Data to process -
☆ ☆ ☆ ☆

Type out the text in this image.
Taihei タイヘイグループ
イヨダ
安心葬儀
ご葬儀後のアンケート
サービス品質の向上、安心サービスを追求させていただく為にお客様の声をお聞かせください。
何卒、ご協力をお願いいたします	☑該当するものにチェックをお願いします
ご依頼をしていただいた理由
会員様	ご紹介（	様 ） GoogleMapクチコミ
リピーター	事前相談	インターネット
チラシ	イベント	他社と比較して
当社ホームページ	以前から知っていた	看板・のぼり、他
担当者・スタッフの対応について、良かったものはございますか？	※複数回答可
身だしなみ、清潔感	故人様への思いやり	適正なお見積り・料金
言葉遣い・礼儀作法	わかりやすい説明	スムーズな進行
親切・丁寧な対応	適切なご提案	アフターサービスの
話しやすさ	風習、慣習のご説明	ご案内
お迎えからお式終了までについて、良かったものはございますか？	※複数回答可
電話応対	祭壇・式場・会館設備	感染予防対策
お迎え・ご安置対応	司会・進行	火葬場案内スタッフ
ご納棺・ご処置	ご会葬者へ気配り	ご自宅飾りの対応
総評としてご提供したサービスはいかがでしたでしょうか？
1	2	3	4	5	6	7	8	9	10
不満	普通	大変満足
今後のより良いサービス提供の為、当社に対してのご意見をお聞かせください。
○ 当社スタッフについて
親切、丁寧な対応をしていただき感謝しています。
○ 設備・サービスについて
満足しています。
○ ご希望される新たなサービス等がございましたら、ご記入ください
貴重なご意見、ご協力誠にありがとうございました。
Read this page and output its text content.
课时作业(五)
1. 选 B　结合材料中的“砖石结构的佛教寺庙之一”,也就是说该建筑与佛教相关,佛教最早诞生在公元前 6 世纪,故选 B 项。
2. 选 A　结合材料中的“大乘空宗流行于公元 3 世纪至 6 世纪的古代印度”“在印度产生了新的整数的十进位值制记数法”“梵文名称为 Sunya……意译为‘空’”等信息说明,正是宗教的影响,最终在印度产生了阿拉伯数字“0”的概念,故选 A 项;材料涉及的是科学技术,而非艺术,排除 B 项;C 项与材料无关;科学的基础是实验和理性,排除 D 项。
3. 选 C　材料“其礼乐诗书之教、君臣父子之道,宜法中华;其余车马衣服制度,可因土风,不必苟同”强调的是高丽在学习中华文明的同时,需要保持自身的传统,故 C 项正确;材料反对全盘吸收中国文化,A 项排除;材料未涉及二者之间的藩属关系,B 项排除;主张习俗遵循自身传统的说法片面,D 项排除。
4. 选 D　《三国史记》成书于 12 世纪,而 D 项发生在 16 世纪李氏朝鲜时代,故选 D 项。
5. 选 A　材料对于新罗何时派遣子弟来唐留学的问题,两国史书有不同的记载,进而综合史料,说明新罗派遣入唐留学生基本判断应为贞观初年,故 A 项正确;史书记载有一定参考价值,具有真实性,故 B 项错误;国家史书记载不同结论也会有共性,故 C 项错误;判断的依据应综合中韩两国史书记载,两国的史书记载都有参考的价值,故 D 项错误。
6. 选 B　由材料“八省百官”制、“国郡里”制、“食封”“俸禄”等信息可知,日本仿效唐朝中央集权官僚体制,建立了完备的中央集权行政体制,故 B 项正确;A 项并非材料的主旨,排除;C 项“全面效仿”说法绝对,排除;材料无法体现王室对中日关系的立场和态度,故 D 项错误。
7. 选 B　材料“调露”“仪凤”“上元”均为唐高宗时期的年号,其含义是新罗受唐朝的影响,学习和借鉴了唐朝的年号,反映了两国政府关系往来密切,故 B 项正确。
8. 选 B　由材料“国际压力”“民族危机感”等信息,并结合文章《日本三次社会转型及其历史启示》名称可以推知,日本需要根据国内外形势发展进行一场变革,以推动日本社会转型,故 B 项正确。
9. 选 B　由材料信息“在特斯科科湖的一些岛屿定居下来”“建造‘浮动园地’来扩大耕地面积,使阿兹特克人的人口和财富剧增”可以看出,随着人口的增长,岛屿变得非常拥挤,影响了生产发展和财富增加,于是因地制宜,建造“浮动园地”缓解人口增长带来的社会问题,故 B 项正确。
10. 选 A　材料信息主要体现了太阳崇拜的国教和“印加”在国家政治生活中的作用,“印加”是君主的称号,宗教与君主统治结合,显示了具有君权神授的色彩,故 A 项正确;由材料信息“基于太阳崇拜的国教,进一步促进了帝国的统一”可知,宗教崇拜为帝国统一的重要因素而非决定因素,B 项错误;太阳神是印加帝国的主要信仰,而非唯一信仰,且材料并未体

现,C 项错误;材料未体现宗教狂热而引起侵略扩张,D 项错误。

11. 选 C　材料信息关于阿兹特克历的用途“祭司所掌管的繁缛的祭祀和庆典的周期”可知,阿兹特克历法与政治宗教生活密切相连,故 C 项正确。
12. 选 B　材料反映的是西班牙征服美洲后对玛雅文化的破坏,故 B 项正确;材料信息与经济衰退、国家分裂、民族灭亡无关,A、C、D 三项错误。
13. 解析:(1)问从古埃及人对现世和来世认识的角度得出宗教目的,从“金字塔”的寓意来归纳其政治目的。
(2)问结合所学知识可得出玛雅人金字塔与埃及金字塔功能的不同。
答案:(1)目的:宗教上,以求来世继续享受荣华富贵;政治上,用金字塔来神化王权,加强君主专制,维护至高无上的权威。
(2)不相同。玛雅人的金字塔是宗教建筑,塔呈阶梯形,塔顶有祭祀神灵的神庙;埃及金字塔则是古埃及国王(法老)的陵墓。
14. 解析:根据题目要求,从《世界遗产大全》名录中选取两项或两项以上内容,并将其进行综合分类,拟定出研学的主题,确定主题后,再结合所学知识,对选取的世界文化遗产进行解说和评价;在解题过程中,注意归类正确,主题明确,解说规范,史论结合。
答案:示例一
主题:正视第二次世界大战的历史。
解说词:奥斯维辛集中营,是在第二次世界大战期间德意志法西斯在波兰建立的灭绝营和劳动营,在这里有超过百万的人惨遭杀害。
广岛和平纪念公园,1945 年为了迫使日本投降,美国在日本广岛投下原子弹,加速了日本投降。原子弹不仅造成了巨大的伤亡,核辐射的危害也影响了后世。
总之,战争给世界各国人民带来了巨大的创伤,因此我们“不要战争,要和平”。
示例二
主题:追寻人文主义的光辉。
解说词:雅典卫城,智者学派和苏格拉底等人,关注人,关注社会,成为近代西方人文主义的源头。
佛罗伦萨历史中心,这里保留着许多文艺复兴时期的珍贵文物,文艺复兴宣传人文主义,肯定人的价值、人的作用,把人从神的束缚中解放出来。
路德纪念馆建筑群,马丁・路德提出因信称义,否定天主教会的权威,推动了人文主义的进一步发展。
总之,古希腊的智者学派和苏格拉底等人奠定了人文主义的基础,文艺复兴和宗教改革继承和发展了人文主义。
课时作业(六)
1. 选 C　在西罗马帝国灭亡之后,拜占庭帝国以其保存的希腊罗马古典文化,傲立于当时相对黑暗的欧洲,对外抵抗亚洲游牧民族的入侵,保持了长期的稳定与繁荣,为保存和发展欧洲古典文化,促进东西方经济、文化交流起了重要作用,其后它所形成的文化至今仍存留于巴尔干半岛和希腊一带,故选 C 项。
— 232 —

☆ ☆ ☆ ☆

Problem - Check each line above for "複数回答可" and return the ones that have it.

Final result -
担当者・スタッフの対応について、良かったものはございますか？	※複数回答可
お迎えからお式終了までについて、良かったものはございますか？	※複数回答可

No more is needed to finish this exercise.